BEGIN Exercise input

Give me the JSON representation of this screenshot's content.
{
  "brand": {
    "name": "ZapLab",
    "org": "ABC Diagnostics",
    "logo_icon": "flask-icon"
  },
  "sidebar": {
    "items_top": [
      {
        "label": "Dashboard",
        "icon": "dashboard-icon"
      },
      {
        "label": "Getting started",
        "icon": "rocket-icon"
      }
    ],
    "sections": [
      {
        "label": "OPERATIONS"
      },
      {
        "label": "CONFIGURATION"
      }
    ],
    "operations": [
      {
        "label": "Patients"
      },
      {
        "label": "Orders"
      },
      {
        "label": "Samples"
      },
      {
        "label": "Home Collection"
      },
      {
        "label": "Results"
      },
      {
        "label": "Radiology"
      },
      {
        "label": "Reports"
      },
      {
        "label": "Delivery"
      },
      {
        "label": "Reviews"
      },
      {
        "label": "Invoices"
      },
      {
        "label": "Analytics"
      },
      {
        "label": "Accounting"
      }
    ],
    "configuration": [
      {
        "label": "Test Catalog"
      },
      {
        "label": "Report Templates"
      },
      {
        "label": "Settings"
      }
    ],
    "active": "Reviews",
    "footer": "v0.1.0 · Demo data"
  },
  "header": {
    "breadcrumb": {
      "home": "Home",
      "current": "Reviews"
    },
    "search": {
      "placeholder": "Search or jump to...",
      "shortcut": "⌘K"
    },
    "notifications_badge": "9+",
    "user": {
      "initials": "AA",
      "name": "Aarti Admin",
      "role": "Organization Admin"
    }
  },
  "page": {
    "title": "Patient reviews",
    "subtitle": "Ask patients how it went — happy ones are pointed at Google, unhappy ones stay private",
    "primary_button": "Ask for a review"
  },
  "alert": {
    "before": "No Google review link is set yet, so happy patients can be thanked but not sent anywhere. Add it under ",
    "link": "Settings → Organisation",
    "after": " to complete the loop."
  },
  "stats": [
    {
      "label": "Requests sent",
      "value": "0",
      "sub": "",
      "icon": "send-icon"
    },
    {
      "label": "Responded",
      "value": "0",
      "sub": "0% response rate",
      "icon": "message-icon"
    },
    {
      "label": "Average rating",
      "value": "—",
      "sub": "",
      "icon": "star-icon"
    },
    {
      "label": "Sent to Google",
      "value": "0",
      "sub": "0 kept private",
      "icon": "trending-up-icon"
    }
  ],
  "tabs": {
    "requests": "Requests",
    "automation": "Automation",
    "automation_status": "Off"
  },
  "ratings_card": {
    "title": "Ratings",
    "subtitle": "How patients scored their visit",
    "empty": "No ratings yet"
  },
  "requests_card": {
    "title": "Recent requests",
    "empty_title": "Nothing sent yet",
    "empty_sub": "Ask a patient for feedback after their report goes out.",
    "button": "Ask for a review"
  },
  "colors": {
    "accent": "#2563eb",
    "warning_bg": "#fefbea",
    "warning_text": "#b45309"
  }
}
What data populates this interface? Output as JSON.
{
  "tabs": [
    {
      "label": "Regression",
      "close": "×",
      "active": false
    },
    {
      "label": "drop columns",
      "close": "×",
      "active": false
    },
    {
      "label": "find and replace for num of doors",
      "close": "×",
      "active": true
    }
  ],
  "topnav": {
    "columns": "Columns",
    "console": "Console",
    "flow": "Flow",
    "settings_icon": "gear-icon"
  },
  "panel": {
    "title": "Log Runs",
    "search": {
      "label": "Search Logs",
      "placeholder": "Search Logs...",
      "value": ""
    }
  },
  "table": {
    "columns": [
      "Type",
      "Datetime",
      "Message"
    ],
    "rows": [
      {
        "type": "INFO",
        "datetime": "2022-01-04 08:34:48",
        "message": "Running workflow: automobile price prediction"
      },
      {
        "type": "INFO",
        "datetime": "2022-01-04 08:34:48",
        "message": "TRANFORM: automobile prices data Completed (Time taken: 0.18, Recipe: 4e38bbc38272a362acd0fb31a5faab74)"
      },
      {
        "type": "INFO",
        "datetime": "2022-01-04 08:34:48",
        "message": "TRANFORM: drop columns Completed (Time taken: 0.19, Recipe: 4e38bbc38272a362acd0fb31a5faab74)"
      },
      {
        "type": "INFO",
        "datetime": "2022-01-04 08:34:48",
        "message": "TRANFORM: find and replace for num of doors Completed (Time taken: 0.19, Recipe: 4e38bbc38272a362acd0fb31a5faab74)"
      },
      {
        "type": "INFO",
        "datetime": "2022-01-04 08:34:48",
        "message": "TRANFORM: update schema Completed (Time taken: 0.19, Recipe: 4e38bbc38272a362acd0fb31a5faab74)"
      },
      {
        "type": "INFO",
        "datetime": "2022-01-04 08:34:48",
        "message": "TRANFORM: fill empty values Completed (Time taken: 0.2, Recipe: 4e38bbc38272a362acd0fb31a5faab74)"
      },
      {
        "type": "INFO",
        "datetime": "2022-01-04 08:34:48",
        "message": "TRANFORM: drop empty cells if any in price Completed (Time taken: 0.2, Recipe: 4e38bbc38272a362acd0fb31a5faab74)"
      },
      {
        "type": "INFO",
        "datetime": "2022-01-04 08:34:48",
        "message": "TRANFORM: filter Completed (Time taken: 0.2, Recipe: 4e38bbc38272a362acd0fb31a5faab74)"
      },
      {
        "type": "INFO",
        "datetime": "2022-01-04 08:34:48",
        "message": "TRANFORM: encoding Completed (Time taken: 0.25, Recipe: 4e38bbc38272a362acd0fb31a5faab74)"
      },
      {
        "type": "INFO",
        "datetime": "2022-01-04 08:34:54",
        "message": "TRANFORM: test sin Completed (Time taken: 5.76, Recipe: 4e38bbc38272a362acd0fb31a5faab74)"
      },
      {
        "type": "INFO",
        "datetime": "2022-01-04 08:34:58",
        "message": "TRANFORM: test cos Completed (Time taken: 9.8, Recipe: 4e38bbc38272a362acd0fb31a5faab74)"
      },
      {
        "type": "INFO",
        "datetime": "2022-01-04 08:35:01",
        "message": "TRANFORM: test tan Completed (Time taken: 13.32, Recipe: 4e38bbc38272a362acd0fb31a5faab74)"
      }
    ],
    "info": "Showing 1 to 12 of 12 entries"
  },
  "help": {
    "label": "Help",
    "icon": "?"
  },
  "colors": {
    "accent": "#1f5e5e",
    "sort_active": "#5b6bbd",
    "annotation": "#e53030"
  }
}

END Exercise input

● Prompt
Find the word "Google" in the entries above. Copy every line that has it.

● Answer space
    "subtitle": "Ask patients how it went — happy ones are pointed at Google, unhappy ones stay private",
    "before": "No Google review link is set yet, so happy patients can be thanked but not sent anywhere. Add it under ",
      "label": "Sent to Google",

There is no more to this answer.